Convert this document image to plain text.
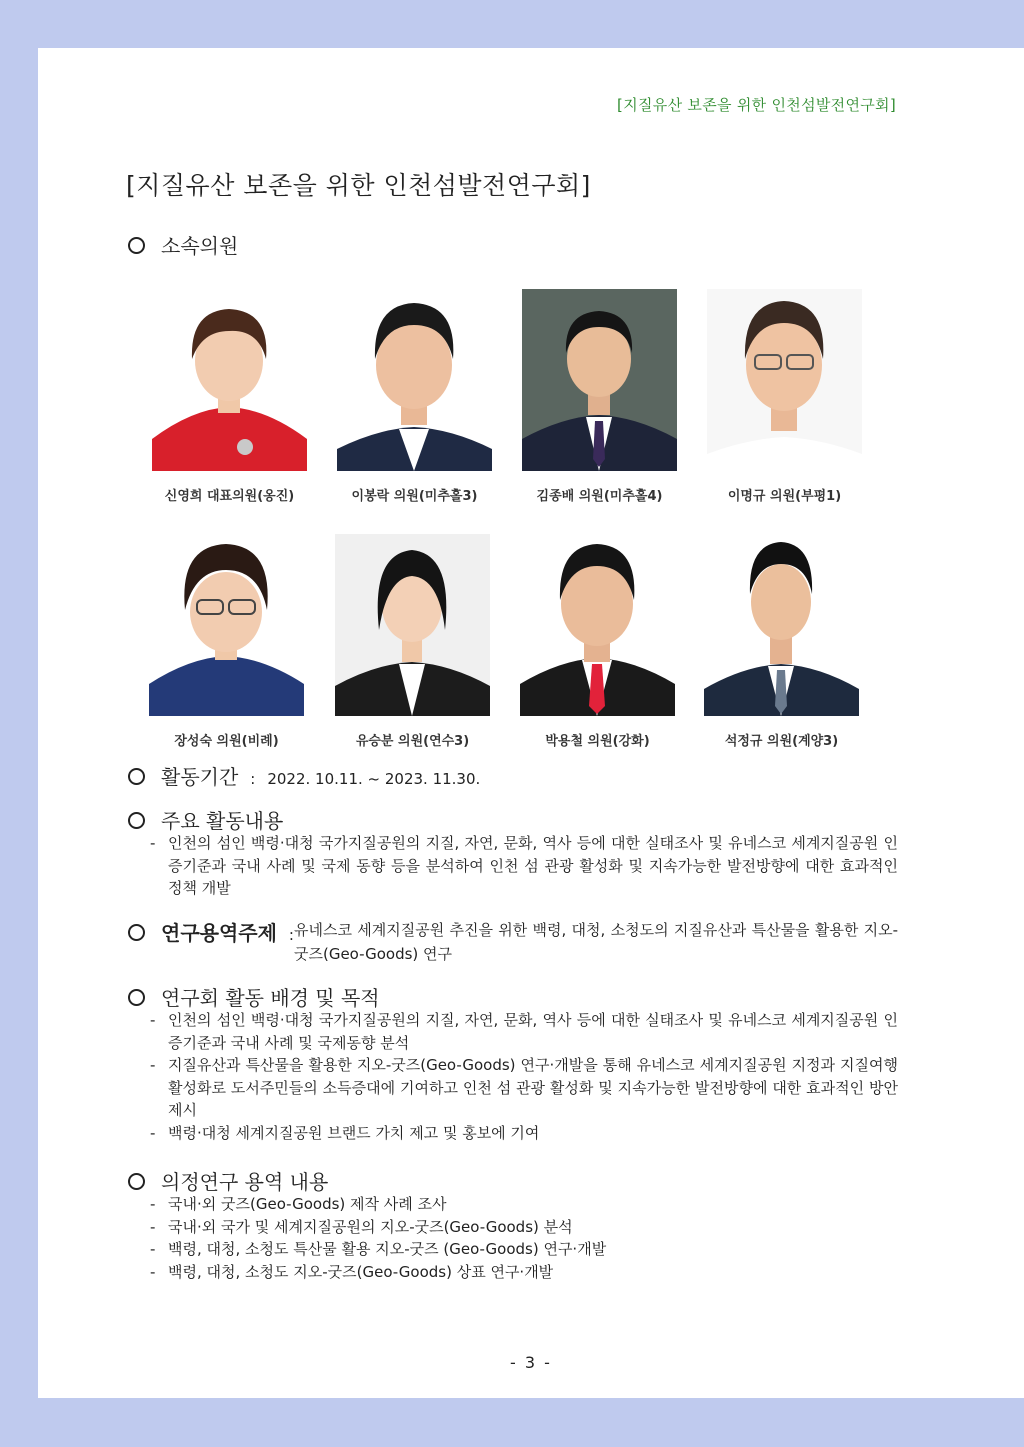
[지질유산 보존을 위한 인천섬발전연구회]
[지질유산 보존을 위한 인천섬발전연구회]
소속의원
신영희 대표의원(옹진)	이봉락 의원(미추홀3)	김종배 의원(미추홀4)	이명규 의원(부평1)
장성숙 의원(비례)	유승분 의원(연수3)	박용철 의원(강화)	석정규 의원(계양3)
활동기간 : 2022. 10.11. ~ 2023. 11.30.
주요 활동내용
- 인천의 섬인 백령·대청 국가지질공원의 지질, 자연, 문화, 역사 등에 대한 실태조사 및 유네스코 세계지질공원 인증기준과 국내 사례 및 국제 동향 등을 분석하여 인천 섬 관광 활성화 및 지속가능한 발전방향에 대한 효과적인 정책 개발
연구용역주제 : 유네스코 세계지질공원 추진을 위한 백령, 대청, 소청도의 지질유산과 특산물을 활용한 지오-굿즈(Geo-Goods) 연구
연구회 활동 배경 및 목적
- 인천의 섬인 백령·대청 국가지질공원의 지질, 자연, 문화, 역사 등에 대한 실태조사 및 유네스코 세계지질공원 인증기준과 국내 사례 및 국제동향 분석
- 지질유산과 특산물을 활용한 지오-굿즈(Geo-Goods) 연구·개발을 통해 유네스코 세계지질공원 지정과 지질여행 활성화로 도서주민들의 소득증대에 기여하고 인천 섬 관광 활성화 및 지속가능한 발전방향에 대한 효과적인 방안 제시
- 백령·대청 세계지질공원 브랜드 가치 제고 및 홍보에 기여
의정연구 용역 내용
- 국내·외 굿즈(Geo-Goods) 제작 사례 조사
- 국내·외 국가 및 세계지질공원의 지오-굿즈(Geo-Goods) 분석
- 백령, 대청, 소청도 특산물 활용 지오-굿즈 (Geo-Goods) 연구·개발
- 백령, 대청, 소청도 지오-굿즈(Geo-Goods) 상표 연구·개발
- 3 -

+ + + +

EXERCISE GOAL » Each record above should come back exactly the same, only without its pictures.

EXERCISE ANSWER »
Convert this document image to plain text.
[지질유산 보존을 위한 인천섬발전연구회]
[지질유산 보존을 위한 인천섬발전연구회]
소속의원
신영희 대표의원(옹진)	이봉락 의원(미추홀3)	김종배 의원(미추홀4)	이명규 의원(부평1)
장성숙 의원(비례)	유승분 의원(연수3)	박용철 의원(강화)	석정규 의원(계양3)
활동기간 : 2022. 10.11. ~ 2023. 11.30.
주요 활동내용
- 인천의 섬인 백령·대청 국가지질공원의 지질, 자연, 문화, 역사 등에 대한 실태조사 및 유네스코 세계지질공원 인증기준과 국내 사례 및 국제 동향 등을 분석하여 인천 섬 관광 활성화 및 지속가능한 발전방향에 대한 효과적인 정책 개발
연구용역주제 : 유네스코 세계지질공원 추진을 위한 백령, 대청, 소청도의 지질유산과 특산물을 활용한 지오-굿즈(Geo-Goods) 연구
연구회 활동 배경 및 목적
- 인천의 섬인 백령·대청 국가지질공원의 지질, 자연, 문화, 역사 등에 대한 실태조사 및 유네스코 세계지질공원 인증기준과 국내 사례 및 국제동향 분석
- 지질유산과 특산물을 활용한 지오-굿즈(Geo-Goods) 연구·개발을 통해 유네스코 세계지질공원 지정과 지질여행 활성화로 도서주민들의 소득증대에 기여하고 인천 섬 관광 활성화 및 지속가능한 발전방향에 대한 효과적인 방안 제시
- 백령·대청 세계지질공원 브랜드 가치 제고 및 홍보에 기여
의정연구 용역 내용
- 국내·외 굿즈(Geo-Goods) 제작 사례 조사
- 국내·외 국가 및 세계지질공원의 지오-굿즈(Geo-Goods) 분석
- 백령, 대청, 소청도 특산물 활용 지오-굿즈 (Geo-Goods) 연구·개발
- 백령, 대청, 소청도 지오-굿즈(Geo-Goods) 상표 연구·개발
- 3 -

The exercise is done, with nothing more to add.